### Required task A:
Rewrite the dataset records from the start through the line containing "418, 190, 684]", replacing "ミズナ" with "小松菜" and leaving everything else unchanged.

Videodrome and eXistenZ both revise concepts of physical presence in relation to media technology. Both films depict media as extensions of the body, creating the sense that technology is indeed part of us. Cronenberg expresses this concept literally in the films by meshing the body and technology together, focusing intensely on the form that the body is translated into when interacting with media. In Videodrome and eXistenZ the body is technologized, and technology is humanised. Therefore Cronenberg breaks down the traditional binary oppositions between man and machine, creating a "new flesh" from the transmutation of the body.7
 
 

This is clearly evident in eXistenZ during the bio-port installation sequence. When Allegra finds out that Ted Pikul, her fugitive companion and novice bodyguard, lacks a bio-port, a comical scene unfolds in which Cronenberg subverts traditional concepts of the body. Ted's body must be penetrated by the bio-port in order to link him to the game pod. It is through the union of the human body and the technological device that the virtual-reality of eXistenZ is activated, enabling the extension of human consciousness. But Ted is a game-virgin as he has a deep fear of bodily penetration. His phobia of the Bio-port, and thus the merging of body and technology, resembles a kind of homosexual panic, as the port must be implanted at the base of the spine; a site recalling the anal orifice. Ted's fears increase when he sees the bio-port gun Gas is wielding, which resembles an extremely phallic object. Ted's body is thus unwillingly homosexualized in relation to game technology, likening the repression of radical technology to sexual repression. A tension between the traditional concept of the natural body, and the cyborg exists in eXistenZ, as the body has become a site of alterations in order to enable the extension of man.

(Dataset records)
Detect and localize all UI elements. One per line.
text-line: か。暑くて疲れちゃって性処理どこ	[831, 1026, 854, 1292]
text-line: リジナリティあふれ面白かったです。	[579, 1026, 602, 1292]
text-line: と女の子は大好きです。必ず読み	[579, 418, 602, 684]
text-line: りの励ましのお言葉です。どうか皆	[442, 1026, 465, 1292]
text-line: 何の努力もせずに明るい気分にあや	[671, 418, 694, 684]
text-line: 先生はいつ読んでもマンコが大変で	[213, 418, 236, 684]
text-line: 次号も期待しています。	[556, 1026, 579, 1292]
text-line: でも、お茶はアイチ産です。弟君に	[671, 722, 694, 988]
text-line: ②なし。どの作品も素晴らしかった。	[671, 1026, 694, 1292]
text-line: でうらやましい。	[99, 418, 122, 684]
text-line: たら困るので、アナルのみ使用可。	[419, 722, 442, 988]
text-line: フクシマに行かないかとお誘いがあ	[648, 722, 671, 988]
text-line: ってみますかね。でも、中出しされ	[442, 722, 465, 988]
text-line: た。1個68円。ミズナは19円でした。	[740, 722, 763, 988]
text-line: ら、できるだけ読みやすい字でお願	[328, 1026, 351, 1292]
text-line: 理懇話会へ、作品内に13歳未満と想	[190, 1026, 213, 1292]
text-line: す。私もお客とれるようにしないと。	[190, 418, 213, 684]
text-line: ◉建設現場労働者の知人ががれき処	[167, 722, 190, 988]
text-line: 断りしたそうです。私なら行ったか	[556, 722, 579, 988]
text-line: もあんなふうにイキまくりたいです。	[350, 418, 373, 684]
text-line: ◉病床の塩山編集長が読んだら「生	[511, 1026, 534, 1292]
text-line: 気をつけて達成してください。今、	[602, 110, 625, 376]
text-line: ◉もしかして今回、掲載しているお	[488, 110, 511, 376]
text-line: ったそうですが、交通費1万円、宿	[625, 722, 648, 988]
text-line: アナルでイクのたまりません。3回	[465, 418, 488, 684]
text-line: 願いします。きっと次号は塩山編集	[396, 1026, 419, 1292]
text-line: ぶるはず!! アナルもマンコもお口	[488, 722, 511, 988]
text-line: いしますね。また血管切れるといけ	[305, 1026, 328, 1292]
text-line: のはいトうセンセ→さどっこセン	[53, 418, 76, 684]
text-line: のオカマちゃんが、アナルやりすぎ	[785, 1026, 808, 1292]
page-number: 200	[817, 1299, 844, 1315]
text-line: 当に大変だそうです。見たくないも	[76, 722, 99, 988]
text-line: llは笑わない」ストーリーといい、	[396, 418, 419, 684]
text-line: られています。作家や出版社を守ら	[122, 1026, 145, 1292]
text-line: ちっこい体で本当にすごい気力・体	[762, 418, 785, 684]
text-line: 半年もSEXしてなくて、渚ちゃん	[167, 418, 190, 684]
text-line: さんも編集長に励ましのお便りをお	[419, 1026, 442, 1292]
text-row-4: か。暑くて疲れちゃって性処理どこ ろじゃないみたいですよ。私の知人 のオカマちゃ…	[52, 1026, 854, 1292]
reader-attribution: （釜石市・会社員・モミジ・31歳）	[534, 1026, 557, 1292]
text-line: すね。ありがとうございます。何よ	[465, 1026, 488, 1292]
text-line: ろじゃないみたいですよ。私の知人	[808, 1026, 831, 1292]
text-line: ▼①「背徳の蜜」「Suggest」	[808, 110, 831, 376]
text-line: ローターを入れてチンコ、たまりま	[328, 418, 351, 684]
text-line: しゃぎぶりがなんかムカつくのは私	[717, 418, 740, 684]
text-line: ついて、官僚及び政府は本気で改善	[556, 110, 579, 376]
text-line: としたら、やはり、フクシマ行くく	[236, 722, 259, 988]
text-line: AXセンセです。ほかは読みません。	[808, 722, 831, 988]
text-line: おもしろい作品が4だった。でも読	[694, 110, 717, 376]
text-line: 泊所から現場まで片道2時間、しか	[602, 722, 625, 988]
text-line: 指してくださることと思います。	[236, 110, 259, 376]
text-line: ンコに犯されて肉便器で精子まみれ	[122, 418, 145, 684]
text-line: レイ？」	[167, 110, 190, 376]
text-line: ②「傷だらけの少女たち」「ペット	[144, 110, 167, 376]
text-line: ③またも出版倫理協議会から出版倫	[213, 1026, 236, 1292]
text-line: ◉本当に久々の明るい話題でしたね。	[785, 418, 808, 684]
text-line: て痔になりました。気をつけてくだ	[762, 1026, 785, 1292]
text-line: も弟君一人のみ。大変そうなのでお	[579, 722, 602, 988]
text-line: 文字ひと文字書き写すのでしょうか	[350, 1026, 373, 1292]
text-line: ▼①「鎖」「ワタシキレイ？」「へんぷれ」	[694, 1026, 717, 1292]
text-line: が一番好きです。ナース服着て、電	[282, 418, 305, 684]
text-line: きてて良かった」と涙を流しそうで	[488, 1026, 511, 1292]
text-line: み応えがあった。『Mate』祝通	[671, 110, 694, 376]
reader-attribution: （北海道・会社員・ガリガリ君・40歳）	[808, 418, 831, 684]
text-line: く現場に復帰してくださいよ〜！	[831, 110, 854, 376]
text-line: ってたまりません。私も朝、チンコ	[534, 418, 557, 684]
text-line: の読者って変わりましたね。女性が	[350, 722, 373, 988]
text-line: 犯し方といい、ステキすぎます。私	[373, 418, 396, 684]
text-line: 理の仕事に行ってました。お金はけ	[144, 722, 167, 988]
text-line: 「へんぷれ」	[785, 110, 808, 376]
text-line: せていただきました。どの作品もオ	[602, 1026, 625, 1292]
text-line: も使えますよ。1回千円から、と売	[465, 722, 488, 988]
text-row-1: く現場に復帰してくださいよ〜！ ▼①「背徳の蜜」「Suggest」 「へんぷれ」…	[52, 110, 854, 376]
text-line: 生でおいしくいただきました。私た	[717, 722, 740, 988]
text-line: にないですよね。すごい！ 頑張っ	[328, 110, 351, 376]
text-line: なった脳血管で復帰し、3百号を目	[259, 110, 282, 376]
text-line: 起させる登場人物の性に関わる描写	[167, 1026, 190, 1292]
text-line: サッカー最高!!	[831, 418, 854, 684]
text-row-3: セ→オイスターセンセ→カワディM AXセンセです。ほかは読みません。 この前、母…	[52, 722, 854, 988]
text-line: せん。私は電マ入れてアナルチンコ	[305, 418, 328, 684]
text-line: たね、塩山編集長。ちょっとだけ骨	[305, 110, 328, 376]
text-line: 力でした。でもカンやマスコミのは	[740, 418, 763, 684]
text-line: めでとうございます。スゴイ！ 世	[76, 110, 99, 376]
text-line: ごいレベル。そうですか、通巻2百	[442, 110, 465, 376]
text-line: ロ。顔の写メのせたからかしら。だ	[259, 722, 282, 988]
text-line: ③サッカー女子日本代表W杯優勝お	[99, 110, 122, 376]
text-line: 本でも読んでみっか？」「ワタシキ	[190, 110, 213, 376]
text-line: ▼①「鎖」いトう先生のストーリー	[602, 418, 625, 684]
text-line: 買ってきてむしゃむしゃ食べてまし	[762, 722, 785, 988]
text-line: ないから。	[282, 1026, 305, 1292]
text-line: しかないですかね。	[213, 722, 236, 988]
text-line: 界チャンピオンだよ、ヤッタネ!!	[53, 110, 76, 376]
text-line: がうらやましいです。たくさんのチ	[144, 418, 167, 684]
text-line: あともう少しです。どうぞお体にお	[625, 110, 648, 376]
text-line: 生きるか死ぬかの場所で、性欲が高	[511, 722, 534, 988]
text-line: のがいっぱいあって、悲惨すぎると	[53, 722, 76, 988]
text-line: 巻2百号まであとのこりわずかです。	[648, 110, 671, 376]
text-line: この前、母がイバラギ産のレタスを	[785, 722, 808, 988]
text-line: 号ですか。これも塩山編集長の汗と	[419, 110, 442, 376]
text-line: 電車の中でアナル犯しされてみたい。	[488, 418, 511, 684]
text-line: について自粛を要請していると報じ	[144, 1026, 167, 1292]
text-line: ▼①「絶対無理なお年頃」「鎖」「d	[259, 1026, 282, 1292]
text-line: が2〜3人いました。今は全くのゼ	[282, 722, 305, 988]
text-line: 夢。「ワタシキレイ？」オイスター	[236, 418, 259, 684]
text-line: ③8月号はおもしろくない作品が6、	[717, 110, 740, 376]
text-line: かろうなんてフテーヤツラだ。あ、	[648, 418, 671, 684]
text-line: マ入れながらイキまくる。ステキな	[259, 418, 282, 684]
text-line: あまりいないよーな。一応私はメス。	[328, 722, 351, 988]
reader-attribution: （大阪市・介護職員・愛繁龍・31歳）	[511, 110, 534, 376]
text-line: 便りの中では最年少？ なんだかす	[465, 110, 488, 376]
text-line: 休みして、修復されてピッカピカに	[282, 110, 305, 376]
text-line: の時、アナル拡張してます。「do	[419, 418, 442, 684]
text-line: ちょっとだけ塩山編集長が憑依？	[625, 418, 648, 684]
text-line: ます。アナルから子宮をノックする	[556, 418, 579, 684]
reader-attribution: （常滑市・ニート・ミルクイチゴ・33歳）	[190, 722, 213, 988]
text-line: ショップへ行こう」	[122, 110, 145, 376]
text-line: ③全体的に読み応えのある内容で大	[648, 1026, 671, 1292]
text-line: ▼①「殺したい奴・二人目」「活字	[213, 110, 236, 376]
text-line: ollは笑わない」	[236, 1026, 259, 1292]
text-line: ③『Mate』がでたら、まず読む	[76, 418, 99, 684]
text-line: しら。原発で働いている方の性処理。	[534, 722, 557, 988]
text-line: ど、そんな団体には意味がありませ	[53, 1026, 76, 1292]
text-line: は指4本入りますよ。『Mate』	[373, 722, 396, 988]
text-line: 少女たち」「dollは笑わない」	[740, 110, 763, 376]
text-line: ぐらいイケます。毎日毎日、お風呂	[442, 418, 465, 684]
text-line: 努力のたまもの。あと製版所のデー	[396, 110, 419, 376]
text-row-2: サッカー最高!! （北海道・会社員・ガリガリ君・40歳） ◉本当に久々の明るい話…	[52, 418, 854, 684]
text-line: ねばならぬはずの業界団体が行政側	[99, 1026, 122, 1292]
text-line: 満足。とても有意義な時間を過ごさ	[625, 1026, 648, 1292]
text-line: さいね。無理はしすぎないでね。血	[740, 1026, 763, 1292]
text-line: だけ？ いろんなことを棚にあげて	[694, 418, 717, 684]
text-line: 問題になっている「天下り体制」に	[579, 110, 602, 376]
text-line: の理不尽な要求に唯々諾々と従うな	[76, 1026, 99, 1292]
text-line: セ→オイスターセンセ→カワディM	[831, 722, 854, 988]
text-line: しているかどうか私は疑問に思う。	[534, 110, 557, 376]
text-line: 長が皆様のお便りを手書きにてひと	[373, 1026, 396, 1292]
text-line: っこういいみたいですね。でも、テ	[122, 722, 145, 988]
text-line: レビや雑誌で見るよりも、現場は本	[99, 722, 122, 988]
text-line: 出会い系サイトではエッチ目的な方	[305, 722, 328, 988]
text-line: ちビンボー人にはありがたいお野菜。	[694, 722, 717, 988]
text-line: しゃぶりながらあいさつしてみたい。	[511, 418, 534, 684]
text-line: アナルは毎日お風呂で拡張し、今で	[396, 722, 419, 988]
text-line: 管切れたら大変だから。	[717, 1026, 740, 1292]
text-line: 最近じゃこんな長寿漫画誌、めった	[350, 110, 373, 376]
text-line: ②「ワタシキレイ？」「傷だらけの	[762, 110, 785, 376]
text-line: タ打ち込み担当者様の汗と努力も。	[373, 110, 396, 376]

### Required task B:
According to the essay on Cronenberg's films, where on Ted's body must the bio-port be implanted?

### Right answer A:
Detect and localize all UI elements. One per line.
text-line: か。暑くて疲れちゃって性処理どこ	[831, 1026, 854, 1292]
text-line: リジナリティあふれ面白かったです。	[579, 1026, 602, 1292]
text-line: と女の子は大好きです。必ず読み	[579, 418, 602, 684]
text-line: りの励ましのお言葉です。どうか皆	[442, 1026, 465, 1292]
text-line: 何の努力もせずに明るい気分にあや	[671, 418, 694, 684]
text-line: 先生はいつ読んでもマンコが大変で	[213, 418, 236, 684]
text-line: 次号も期待しています。	[556, 1026, 579, 1292]
text-line: でも、お茶はアイチ産です。弟君に	[671, 722, 694, 988]
text-line: ②なし。どの作品も素晴らしかった。	[671, 1026, 694, 1292]
text-line: でうらやましい。	[99, 418, 122, 684]
text-line: たら困るので、アナルのみ使用可。	[419, 722, 442, 988]
text-line: フクシマに行かないかとお誘いがあ	[648, 722, 671, 988]
text-line: ってみますかね。でも、中出しされ	[442, 722, 465, 988]
text-line: た。1個68円。小松菜は19円でした。	[740, 722, 763, 988]
text-line: ら、できるだけ読みやすい字でお願	[328, 1026, 351, 1292]
text-line: 理懇話会へ、作品内に13歳未満と想	[190, 1026, 213, 1292]
text-line: す。私もお客とれるようにしないと。	[190, 418, 213, 684]
text-line: ◉建設現場労働者の知人ががれき処	[167, 722, 190, 988]
text-line: 断りしたそうです。私なら行ったか	[556, 722, 579, 988]
text-line: もあんなふうにイキまくりたいです。	[350, 418, 373, 684]
text-line: ◉病床の塩山編集長が読んだら「生	[511, 1026, 534, 1292]
text-line: 気をつけて達成してください。今、	[602, 110, 625, 376]
text-line: ◉もしかして今回、掲載しているお	[488, 110, 511, 376]
text-line: ったそうですが、交通費1万円、宿	[625, 722, 648, 988]
text-line: アナルでイクのたまりません。3回	[465, 418, 488, 684]
text-line: 願いします。きっと次号は塩山編集	[396, 1026, 419, 1292]
text-line: ぶるはず!! アナルもマンコもお口	[488, 722, 511, 988]
text-line: いしますね。また血管切れるといけ	[305, 1026, 328, 1292]
text-line: のはいトうセンセ→さどっこセン	[53, 418, 76, 684]
text-line: のオカマちゃんが、アナルやりすぎ	[785, 1026, 808, 1292]
page-number: 200	[817, 1299, 844, 1315]
text-line: 当に大変だそうです。見たくないも	[76, 722, 99, 988]
text-line: llは笑わない」ストーリーといい、	[396, 418, 419, 684]
text-line: られています。作家や出版社を守ら	[122, 1026, 145, 1292]
text-line: ちっこい体で本当にすごい気力・体	[762, 418, 785, 684]
text-line: 半年もSEXしてなくて、渚ちゃん	[167, 418, 190, 684]

### Right answer B:
At the base of the spine.